TASK DETAILS
Begin the copy with the line that contains "Parse this screenshot: output" and end it with the line that contains "Enumerate this chart's". Print these lines exactly and omit all pictures.

Dataset records:
============================================================
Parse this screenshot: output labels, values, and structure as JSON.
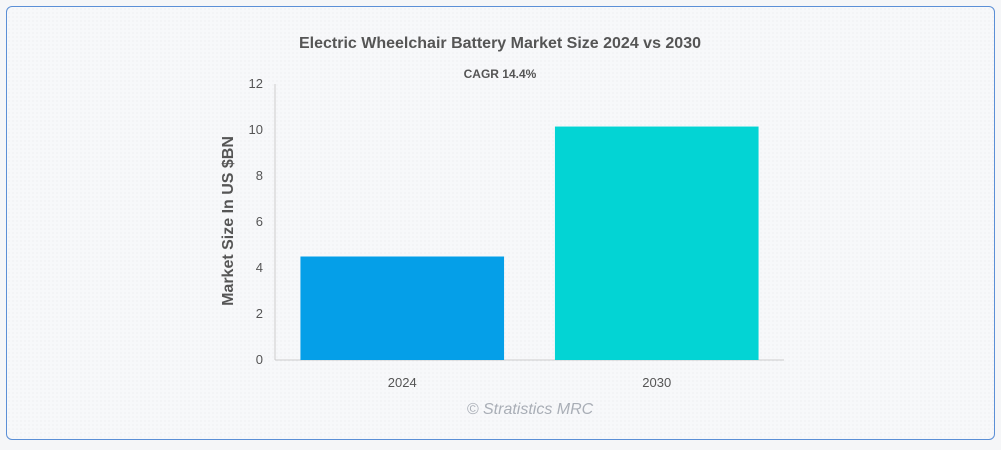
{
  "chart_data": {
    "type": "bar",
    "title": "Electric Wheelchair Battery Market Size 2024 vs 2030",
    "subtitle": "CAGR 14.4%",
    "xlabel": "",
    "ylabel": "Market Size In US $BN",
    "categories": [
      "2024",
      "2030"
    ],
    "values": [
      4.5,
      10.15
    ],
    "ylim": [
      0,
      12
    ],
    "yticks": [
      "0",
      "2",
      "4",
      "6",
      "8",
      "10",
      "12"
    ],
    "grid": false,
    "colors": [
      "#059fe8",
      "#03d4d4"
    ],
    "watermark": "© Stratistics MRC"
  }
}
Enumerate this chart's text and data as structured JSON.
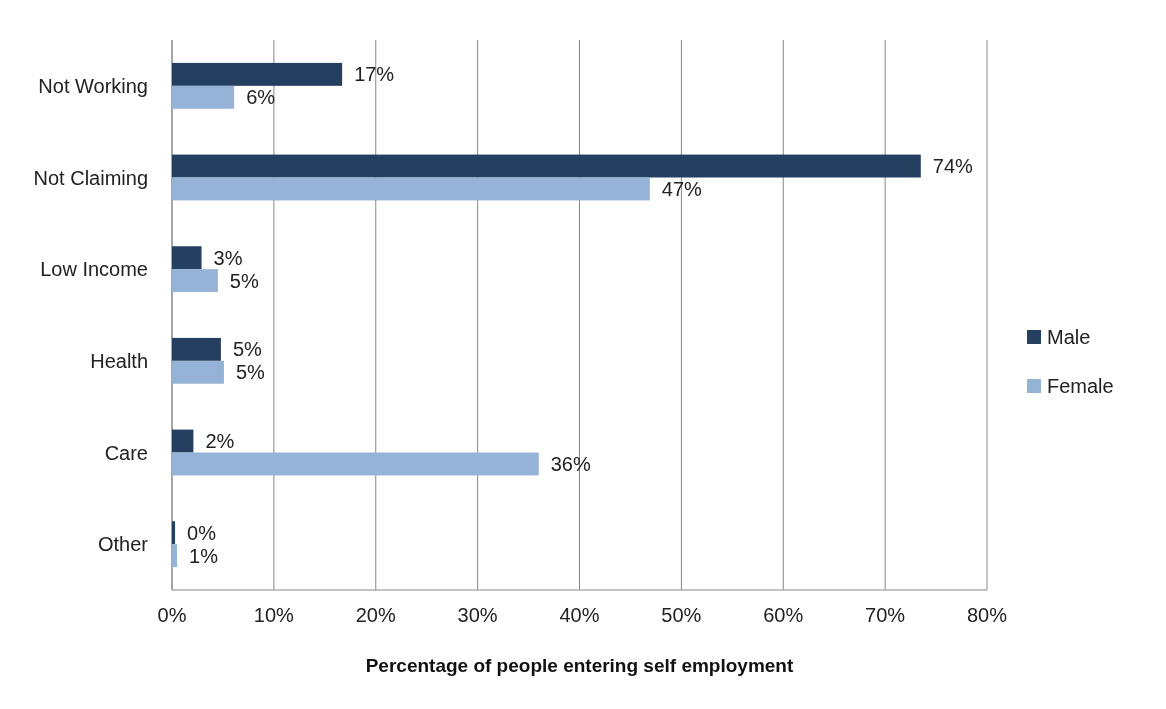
============================================================
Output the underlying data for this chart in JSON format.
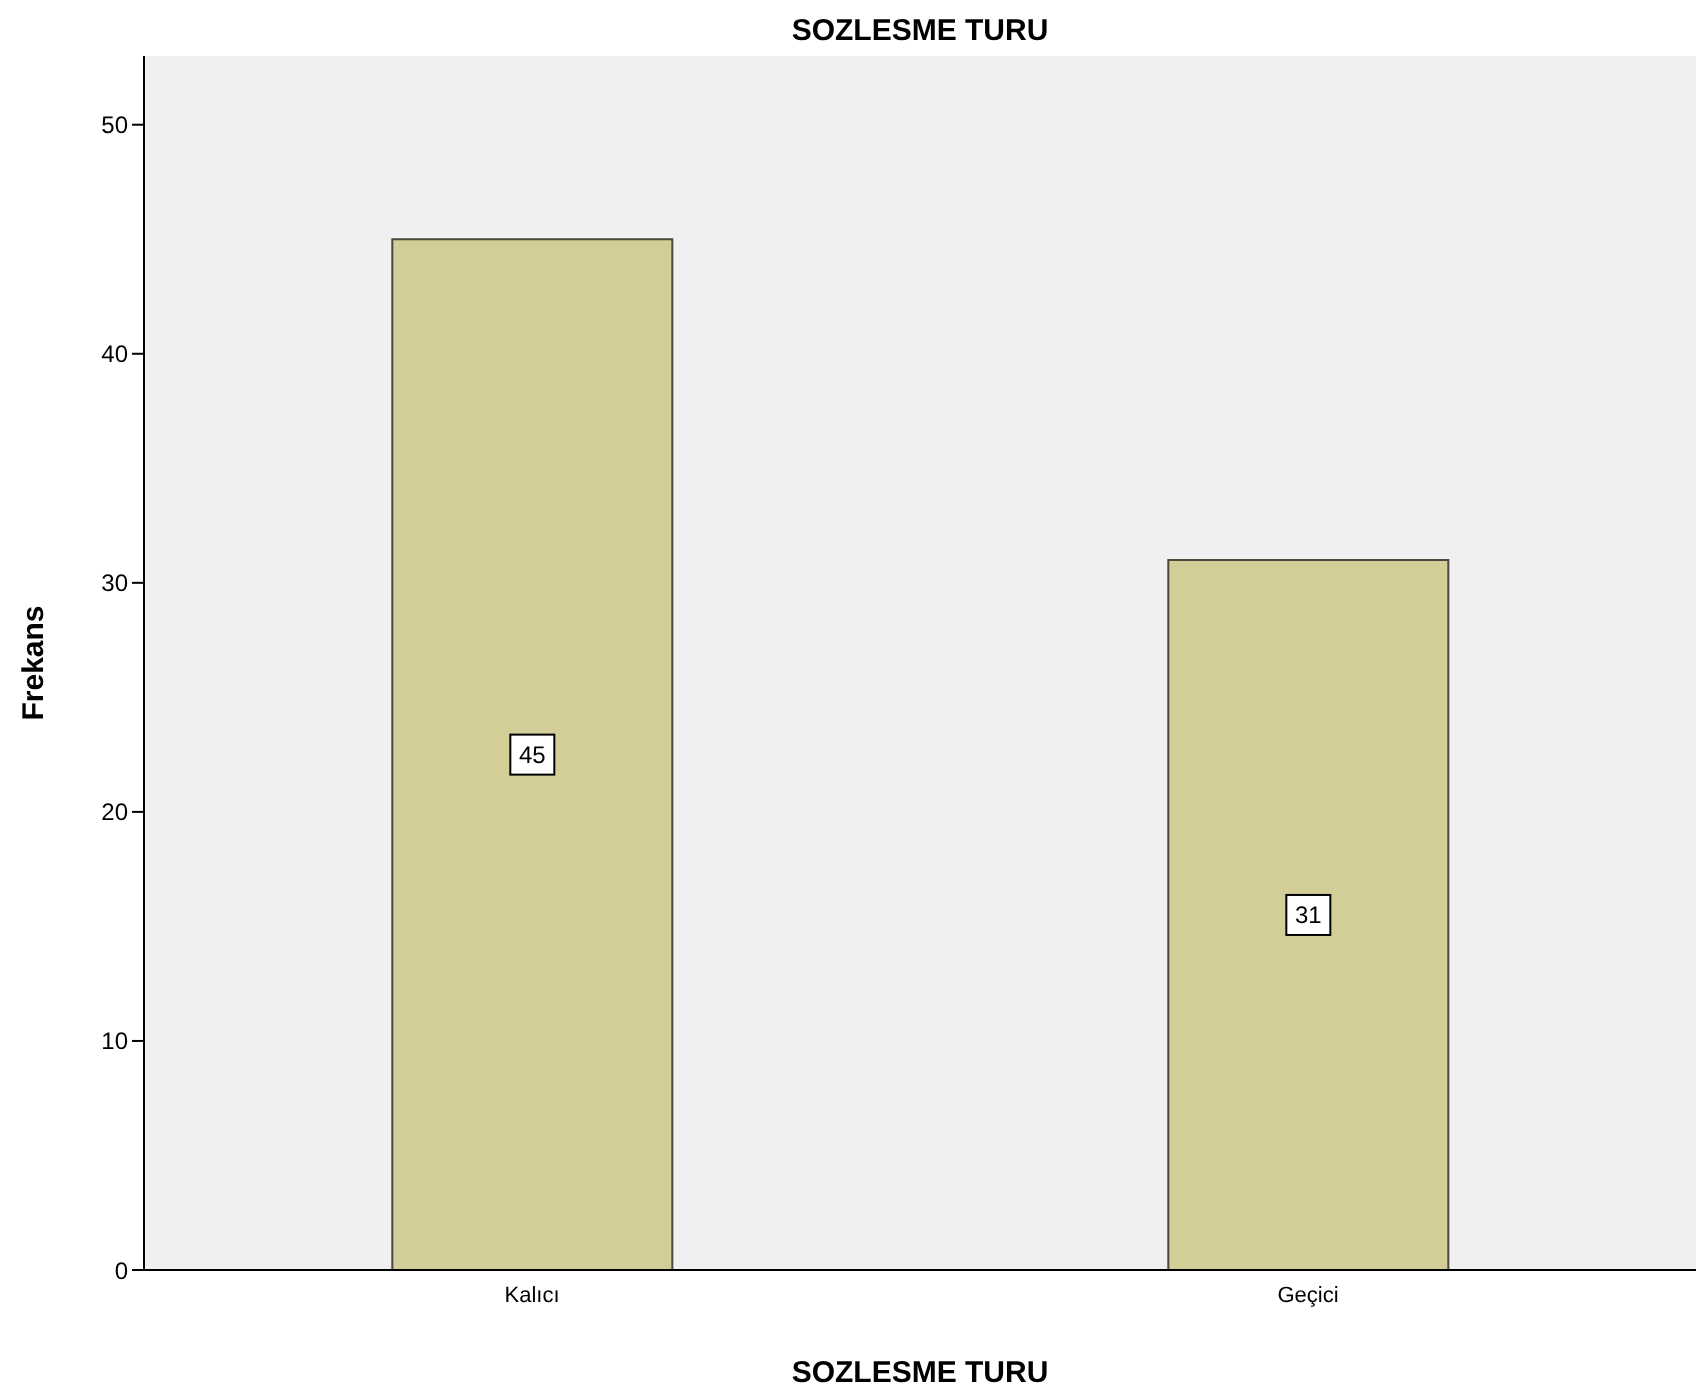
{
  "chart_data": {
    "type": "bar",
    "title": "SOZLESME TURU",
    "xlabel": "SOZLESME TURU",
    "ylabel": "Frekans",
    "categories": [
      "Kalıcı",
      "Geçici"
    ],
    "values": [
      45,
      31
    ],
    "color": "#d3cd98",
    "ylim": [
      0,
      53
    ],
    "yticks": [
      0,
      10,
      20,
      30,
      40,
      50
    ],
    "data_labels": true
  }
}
============================================================
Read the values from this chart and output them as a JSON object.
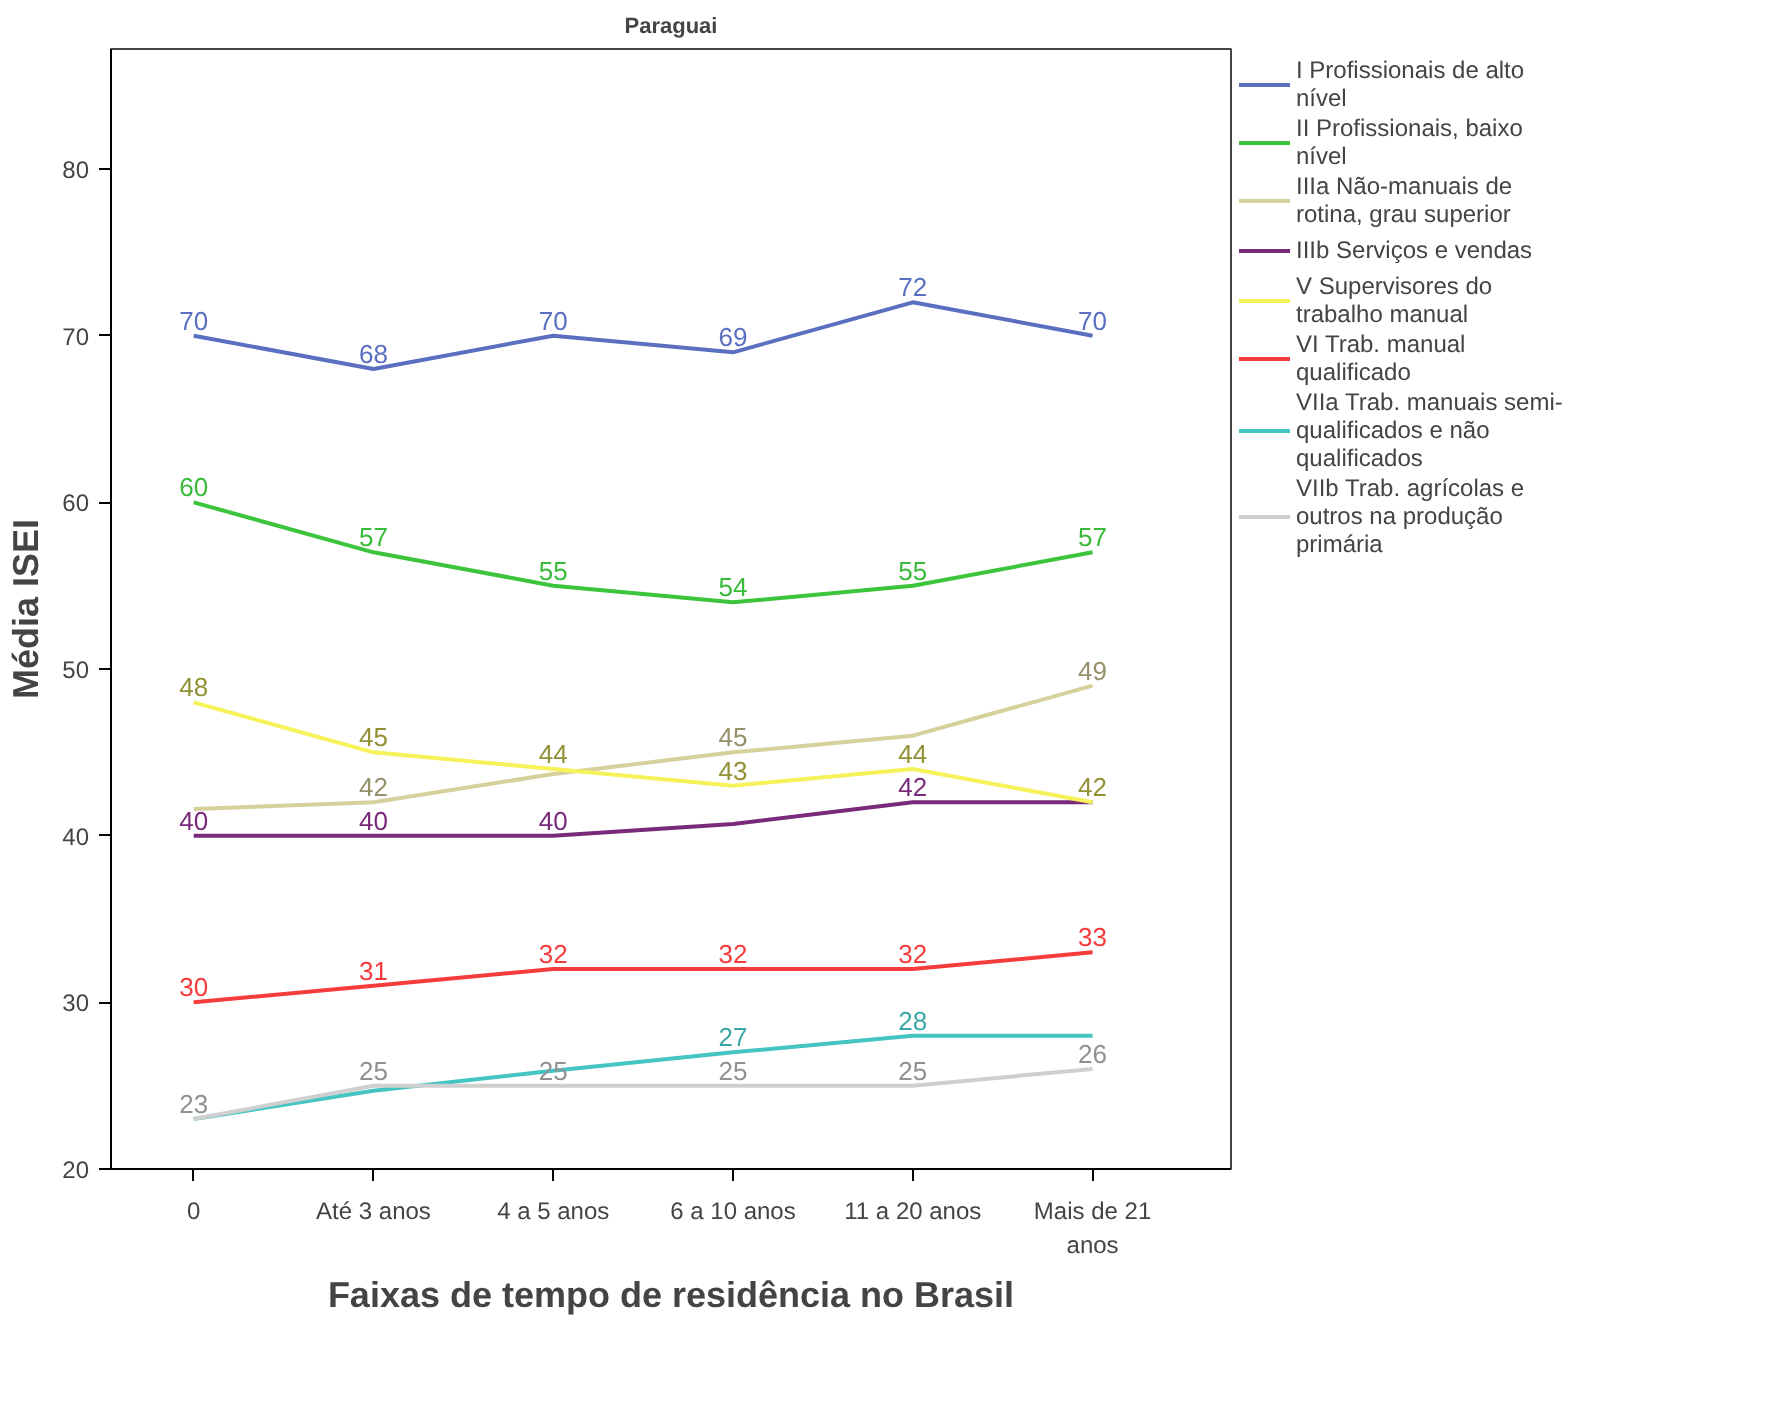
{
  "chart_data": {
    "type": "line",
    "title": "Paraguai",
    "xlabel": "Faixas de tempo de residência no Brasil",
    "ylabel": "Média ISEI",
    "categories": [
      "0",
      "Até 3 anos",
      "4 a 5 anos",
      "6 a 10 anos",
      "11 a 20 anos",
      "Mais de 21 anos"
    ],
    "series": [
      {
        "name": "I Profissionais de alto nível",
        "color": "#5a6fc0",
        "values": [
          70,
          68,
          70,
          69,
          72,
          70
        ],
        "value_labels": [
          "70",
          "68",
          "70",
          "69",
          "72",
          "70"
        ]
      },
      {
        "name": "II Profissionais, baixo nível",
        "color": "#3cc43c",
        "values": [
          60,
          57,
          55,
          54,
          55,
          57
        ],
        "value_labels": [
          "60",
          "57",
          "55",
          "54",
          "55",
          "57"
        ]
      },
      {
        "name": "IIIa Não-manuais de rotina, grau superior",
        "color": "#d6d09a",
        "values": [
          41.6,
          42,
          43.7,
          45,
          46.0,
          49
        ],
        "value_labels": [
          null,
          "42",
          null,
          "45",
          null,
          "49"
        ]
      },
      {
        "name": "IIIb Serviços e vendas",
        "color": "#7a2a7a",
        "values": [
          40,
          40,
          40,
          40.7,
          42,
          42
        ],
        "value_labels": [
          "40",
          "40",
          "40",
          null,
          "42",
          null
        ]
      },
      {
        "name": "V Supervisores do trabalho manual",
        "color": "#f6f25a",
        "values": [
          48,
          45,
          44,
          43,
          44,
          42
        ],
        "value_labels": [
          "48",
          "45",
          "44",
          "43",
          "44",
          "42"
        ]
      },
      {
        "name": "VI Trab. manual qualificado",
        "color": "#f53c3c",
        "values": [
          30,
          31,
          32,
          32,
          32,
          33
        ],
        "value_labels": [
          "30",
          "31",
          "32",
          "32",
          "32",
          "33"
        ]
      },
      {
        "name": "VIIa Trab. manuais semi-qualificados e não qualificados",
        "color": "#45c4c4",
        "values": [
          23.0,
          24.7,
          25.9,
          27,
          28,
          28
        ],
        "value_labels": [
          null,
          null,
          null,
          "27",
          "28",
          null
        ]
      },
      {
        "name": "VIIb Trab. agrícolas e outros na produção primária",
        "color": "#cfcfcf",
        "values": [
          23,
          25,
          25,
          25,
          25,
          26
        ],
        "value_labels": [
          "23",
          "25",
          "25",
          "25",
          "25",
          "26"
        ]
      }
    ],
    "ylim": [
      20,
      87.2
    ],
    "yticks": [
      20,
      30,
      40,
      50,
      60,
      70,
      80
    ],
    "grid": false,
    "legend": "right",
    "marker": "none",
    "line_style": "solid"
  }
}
============================================================
REPLY TO THE EXERCISE
Parse this screenshot: output labels, values, and structure as JSON.
{
  "chart_data": {
    "type": "bar",
    "title": "Electric Wheelchair Battery Market Size 2024 vs 2030",
    "subtitle": "CAGR 14.4%",
    "xlabel": "",
    "ylabel": "Market Size In US $BN",
    "categories": [
      "2024",
      "2030"
    ],
    "values": [
      4.5,
      10.15
    ],
    "ylim": [
      0,
      12
    ],
    "yticks": [
      "0",
      "2",
      "4",
      "6",
      "8",
      "10",
      "12"
    ],
    "grid": false,
    "colors": [
      "#059fe8",
      "#03d4d4"
    ],
    "watermark": "© Stratistics MRC"
  }
}
Enumerate this chart's text and data as structured JSON.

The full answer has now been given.